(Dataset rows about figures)
====

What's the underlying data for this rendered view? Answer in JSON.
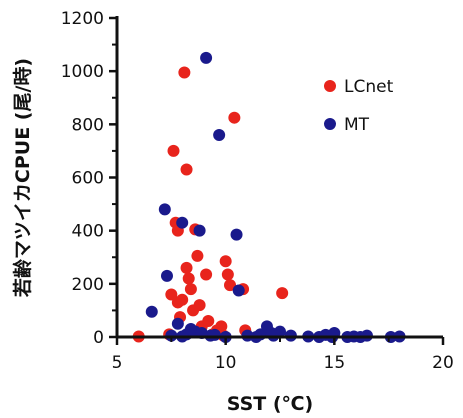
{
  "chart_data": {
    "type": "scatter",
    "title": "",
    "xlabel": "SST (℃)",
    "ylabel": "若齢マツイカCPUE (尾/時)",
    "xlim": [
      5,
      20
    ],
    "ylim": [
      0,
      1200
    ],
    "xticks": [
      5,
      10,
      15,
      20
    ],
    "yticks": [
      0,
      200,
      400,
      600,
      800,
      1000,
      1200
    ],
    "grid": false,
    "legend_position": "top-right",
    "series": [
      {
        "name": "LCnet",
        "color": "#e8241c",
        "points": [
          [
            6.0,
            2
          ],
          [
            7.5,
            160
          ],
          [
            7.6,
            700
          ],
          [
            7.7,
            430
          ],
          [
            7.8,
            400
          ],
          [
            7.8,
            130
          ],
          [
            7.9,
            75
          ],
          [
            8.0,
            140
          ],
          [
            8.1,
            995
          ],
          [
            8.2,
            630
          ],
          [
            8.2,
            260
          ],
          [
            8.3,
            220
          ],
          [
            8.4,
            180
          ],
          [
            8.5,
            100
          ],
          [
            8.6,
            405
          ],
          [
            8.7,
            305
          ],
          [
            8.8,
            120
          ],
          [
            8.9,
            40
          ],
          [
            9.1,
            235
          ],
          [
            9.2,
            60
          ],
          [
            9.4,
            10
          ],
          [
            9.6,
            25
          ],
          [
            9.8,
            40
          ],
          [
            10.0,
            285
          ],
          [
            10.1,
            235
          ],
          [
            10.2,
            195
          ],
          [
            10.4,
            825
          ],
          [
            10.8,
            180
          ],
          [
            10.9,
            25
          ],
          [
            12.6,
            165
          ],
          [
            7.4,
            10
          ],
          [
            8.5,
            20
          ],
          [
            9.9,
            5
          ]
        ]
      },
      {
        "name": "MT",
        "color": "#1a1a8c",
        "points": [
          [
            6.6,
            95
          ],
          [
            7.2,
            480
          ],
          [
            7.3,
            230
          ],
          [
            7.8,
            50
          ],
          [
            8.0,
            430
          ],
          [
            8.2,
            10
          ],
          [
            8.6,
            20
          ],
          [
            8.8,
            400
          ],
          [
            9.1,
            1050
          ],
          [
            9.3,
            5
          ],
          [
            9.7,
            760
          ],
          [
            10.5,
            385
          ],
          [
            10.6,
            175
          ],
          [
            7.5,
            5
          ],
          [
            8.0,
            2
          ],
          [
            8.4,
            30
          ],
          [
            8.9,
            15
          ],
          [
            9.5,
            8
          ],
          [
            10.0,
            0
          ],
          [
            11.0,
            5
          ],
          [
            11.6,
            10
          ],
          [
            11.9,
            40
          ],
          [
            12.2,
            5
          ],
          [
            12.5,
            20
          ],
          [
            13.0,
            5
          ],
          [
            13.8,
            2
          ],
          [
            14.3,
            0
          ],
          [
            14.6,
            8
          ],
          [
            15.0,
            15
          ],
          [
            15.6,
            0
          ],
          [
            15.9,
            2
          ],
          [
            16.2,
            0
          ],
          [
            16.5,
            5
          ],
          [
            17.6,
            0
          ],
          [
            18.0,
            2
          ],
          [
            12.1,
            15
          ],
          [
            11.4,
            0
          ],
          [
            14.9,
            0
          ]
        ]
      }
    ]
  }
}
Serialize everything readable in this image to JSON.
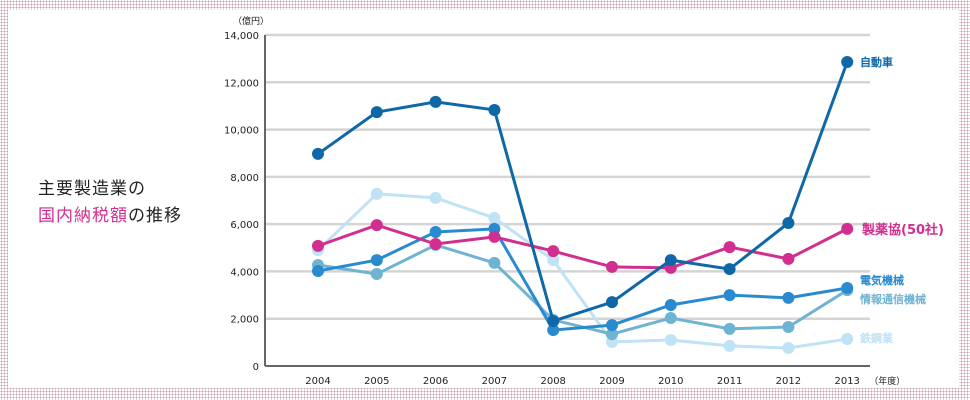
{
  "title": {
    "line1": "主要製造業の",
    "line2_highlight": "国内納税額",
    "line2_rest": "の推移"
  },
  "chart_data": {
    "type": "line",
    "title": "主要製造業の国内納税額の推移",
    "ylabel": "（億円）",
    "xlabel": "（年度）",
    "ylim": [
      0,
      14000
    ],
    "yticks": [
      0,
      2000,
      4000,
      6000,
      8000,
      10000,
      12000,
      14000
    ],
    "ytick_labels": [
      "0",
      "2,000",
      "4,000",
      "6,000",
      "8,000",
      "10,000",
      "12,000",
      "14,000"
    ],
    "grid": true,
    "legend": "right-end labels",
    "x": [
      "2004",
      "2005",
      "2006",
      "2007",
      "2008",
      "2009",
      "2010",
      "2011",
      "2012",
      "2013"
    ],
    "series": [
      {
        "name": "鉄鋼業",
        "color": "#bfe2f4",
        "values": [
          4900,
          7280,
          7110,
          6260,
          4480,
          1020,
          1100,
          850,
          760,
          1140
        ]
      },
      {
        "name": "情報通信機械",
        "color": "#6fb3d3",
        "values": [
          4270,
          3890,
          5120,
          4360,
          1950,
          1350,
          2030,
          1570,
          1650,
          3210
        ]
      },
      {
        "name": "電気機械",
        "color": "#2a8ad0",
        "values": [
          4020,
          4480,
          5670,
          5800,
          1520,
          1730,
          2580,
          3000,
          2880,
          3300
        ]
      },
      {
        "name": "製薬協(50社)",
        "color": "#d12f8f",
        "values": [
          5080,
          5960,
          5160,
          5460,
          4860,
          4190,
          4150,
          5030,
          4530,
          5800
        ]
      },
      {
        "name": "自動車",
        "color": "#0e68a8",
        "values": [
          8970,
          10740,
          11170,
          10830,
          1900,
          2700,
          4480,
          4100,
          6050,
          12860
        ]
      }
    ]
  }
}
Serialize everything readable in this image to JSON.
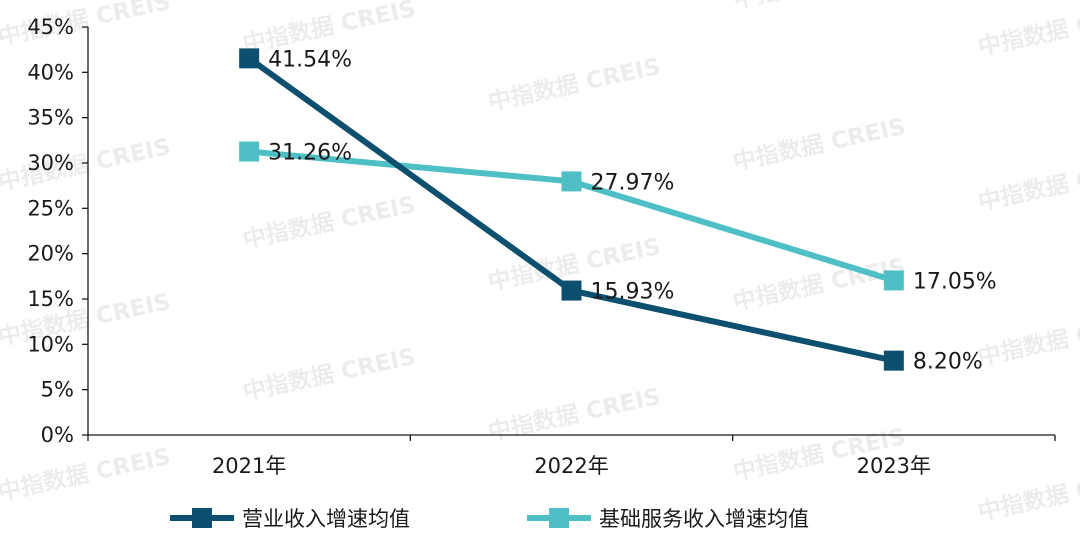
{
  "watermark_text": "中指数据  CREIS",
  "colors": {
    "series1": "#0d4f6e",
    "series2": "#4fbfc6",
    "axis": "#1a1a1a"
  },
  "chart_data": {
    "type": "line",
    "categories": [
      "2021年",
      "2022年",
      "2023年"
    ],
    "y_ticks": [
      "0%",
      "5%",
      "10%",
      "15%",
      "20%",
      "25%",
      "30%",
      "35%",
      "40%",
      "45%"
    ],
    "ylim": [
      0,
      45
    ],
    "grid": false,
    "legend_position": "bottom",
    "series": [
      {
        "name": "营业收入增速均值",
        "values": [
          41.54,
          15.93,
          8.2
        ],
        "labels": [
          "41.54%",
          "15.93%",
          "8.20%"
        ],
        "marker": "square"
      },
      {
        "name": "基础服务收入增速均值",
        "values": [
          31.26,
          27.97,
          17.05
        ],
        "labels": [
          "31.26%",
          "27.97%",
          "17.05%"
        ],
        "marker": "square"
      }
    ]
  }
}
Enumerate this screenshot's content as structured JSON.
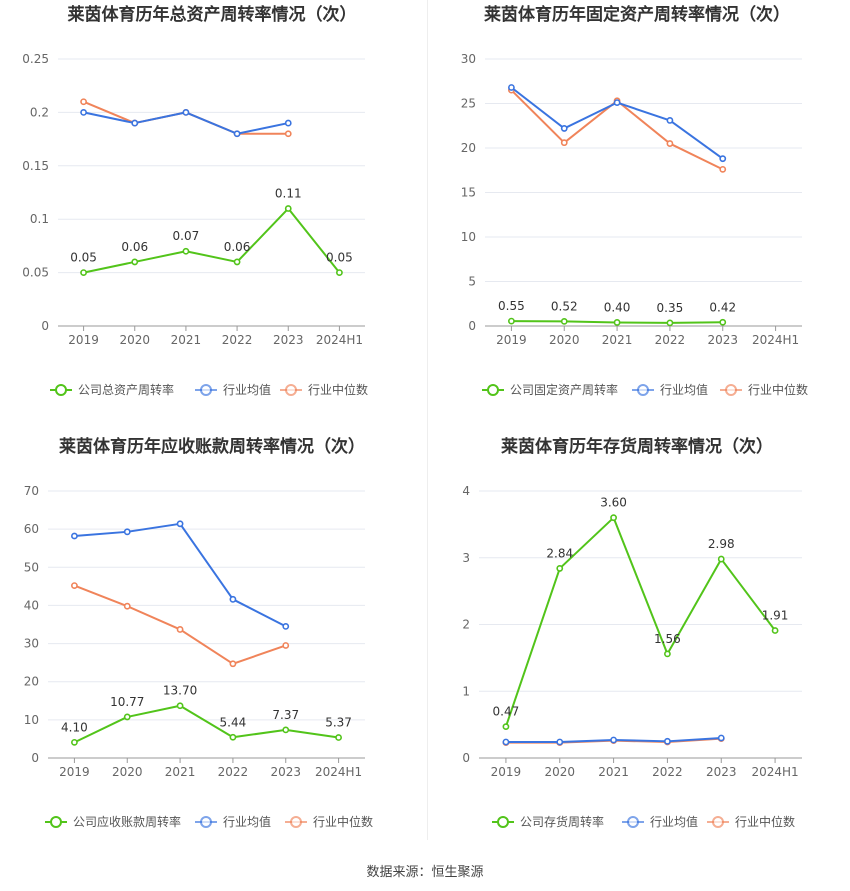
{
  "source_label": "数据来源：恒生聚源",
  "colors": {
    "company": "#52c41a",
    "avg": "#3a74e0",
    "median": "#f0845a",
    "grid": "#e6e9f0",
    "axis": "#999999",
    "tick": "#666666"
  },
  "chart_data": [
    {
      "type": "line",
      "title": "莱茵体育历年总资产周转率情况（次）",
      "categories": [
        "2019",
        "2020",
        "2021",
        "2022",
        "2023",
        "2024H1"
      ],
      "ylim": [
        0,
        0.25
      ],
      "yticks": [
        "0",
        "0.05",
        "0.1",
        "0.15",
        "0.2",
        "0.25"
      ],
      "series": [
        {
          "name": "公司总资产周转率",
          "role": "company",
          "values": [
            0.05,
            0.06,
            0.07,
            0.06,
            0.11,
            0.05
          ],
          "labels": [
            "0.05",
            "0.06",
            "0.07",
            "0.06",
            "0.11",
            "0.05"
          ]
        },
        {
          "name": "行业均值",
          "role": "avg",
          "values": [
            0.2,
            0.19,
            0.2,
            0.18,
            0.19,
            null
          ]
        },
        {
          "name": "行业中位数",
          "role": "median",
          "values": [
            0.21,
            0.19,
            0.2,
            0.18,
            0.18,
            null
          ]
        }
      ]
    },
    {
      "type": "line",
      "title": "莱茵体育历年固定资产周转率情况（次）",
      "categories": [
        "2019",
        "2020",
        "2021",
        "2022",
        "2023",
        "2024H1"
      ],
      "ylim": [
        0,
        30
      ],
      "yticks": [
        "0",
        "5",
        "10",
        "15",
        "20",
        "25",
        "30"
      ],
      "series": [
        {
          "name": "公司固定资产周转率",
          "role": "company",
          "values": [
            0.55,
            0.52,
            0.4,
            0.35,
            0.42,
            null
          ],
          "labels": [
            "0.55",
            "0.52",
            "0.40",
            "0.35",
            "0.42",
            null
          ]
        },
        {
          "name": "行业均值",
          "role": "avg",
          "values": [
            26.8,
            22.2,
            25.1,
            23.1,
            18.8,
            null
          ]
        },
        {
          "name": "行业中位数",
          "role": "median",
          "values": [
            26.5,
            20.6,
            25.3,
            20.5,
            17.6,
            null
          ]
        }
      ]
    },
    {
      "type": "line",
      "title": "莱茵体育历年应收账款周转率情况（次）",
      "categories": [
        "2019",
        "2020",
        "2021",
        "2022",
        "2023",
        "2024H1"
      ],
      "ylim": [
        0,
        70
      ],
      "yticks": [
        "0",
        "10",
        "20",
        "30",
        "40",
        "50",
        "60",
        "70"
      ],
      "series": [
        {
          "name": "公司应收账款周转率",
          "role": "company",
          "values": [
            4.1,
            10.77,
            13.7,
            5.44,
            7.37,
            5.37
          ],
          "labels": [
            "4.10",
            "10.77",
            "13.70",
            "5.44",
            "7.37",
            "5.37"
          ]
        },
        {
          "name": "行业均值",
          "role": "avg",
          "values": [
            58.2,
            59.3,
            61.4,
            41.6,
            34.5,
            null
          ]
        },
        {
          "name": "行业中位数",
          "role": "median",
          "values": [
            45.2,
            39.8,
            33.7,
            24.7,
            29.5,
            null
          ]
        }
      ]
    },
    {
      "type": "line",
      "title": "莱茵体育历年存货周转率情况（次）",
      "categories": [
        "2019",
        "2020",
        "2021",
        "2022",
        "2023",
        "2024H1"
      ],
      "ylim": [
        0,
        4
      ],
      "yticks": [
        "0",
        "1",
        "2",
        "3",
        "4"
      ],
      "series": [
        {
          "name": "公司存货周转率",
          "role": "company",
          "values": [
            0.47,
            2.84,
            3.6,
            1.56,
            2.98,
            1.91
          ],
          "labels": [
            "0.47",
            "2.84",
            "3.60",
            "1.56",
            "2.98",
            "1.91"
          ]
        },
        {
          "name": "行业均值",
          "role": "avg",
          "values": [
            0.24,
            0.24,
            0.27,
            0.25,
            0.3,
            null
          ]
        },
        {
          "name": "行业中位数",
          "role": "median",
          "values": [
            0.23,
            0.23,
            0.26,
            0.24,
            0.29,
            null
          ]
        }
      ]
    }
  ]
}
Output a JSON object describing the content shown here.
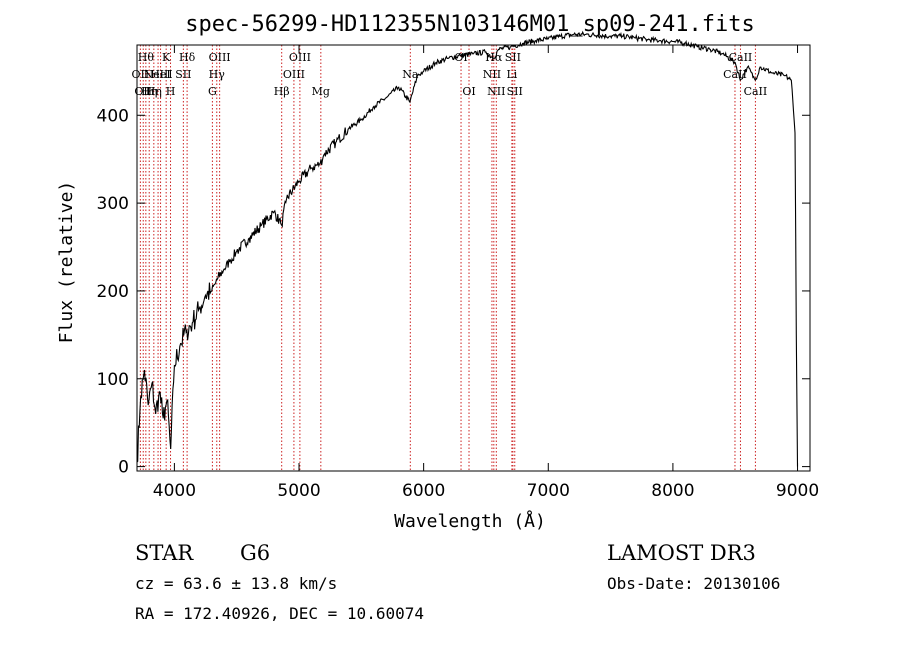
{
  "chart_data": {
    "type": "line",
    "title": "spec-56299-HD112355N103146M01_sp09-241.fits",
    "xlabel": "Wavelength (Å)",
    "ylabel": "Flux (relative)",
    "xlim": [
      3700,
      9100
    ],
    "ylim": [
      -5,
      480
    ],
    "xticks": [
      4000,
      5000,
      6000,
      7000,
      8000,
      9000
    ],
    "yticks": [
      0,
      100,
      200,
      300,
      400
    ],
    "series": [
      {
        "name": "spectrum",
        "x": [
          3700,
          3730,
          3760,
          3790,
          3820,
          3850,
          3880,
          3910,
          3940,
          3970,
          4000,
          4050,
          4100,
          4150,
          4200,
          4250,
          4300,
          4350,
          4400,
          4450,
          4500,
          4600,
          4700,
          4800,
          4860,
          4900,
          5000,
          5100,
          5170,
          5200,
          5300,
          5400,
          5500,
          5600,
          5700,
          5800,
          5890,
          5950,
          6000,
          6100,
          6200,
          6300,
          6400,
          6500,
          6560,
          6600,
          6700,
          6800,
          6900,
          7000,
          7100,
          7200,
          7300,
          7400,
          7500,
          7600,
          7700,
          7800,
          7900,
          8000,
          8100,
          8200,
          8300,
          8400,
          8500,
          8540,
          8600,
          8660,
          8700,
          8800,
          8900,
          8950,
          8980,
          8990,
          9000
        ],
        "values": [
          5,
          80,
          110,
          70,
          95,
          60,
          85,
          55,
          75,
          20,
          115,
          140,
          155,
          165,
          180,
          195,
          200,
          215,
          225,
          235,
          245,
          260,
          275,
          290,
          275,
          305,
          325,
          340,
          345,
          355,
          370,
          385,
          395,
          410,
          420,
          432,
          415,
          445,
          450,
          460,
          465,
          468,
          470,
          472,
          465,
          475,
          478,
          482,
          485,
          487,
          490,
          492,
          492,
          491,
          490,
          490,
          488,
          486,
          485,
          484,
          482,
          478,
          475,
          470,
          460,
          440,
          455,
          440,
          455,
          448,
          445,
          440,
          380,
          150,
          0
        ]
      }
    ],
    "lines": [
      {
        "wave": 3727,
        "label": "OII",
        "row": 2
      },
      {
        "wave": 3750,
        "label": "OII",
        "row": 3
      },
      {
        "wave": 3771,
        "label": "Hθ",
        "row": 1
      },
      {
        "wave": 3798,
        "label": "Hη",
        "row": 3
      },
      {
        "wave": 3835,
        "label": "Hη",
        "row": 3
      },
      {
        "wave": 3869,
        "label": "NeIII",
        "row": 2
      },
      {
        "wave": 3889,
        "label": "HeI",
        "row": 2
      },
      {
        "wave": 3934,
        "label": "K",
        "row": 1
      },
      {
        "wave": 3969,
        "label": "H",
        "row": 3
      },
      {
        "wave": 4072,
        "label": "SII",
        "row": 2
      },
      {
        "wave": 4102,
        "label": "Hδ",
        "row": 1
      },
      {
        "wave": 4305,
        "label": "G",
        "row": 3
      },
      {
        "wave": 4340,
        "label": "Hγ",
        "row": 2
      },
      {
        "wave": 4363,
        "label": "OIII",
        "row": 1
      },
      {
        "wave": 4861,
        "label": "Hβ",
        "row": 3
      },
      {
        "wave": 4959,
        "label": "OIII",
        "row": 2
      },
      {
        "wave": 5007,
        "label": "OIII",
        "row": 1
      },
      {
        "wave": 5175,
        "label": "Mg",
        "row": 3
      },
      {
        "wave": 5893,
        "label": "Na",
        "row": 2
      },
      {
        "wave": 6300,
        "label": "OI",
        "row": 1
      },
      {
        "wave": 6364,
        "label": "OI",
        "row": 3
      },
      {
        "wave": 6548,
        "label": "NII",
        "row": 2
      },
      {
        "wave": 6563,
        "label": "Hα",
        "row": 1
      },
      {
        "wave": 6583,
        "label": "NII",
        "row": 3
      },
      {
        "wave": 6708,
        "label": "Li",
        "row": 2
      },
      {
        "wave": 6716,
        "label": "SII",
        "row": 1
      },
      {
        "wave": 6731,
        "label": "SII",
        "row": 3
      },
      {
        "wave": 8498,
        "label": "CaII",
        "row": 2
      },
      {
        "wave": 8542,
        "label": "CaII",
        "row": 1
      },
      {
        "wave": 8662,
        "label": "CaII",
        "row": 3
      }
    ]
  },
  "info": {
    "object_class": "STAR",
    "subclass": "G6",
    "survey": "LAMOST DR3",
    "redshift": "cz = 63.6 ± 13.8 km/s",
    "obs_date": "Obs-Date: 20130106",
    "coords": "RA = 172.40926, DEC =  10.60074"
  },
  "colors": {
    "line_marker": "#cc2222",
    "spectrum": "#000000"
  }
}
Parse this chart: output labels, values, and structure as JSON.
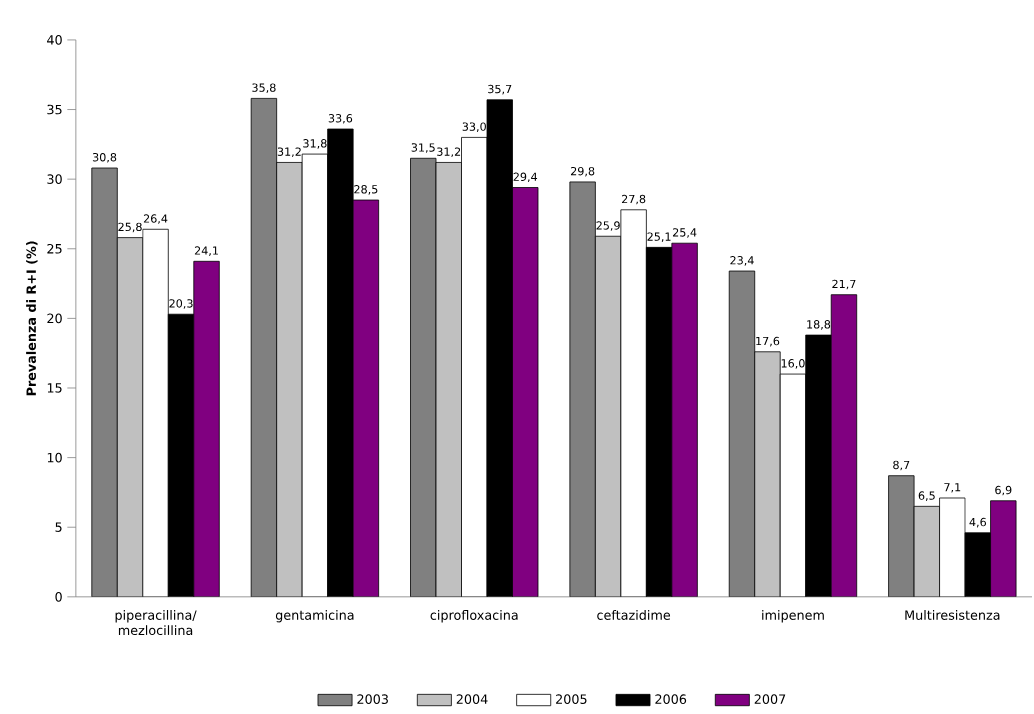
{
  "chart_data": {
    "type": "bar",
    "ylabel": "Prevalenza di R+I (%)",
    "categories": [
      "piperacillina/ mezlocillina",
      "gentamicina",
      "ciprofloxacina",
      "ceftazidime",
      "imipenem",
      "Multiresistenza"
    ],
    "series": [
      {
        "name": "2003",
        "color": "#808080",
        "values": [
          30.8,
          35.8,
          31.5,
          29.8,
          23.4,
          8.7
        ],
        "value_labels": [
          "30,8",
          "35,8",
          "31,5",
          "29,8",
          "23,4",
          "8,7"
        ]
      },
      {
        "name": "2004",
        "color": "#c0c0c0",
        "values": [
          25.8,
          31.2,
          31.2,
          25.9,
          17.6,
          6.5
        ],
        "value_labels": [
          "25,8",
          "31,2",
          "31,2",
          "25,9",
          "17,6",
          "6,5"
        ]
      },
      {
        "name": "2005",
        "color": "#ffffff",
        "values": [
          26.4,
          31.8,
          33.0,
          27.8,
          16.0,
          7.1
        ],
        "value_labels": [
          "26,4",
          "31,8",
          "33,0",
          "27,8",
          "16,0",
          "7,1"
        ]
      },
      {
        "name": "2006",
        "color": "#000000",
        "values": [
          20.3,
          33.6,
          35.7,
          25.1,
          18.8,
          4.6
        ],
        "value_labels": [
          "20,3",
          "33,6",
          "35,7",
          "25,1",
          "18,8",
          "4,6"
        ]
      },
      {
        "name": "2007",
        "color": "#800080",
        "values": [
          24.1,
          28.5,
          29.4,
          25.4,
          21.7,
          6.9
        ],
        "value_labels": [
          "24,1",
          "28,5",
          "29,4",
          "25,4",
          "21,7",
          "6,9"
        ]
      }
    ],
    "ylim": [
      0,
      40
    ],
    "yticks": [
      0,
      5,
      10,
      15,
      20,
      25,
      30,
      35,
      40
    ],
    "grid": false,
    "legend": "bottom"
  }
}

====

What is asked:
Find the lines above that include the string "xlabel" and copy them.

Result of the exercise:
    "xlabel": "SST (℃)",
    "xlabel": "（年度）",
    "xlabel": "Wavelength (Å)",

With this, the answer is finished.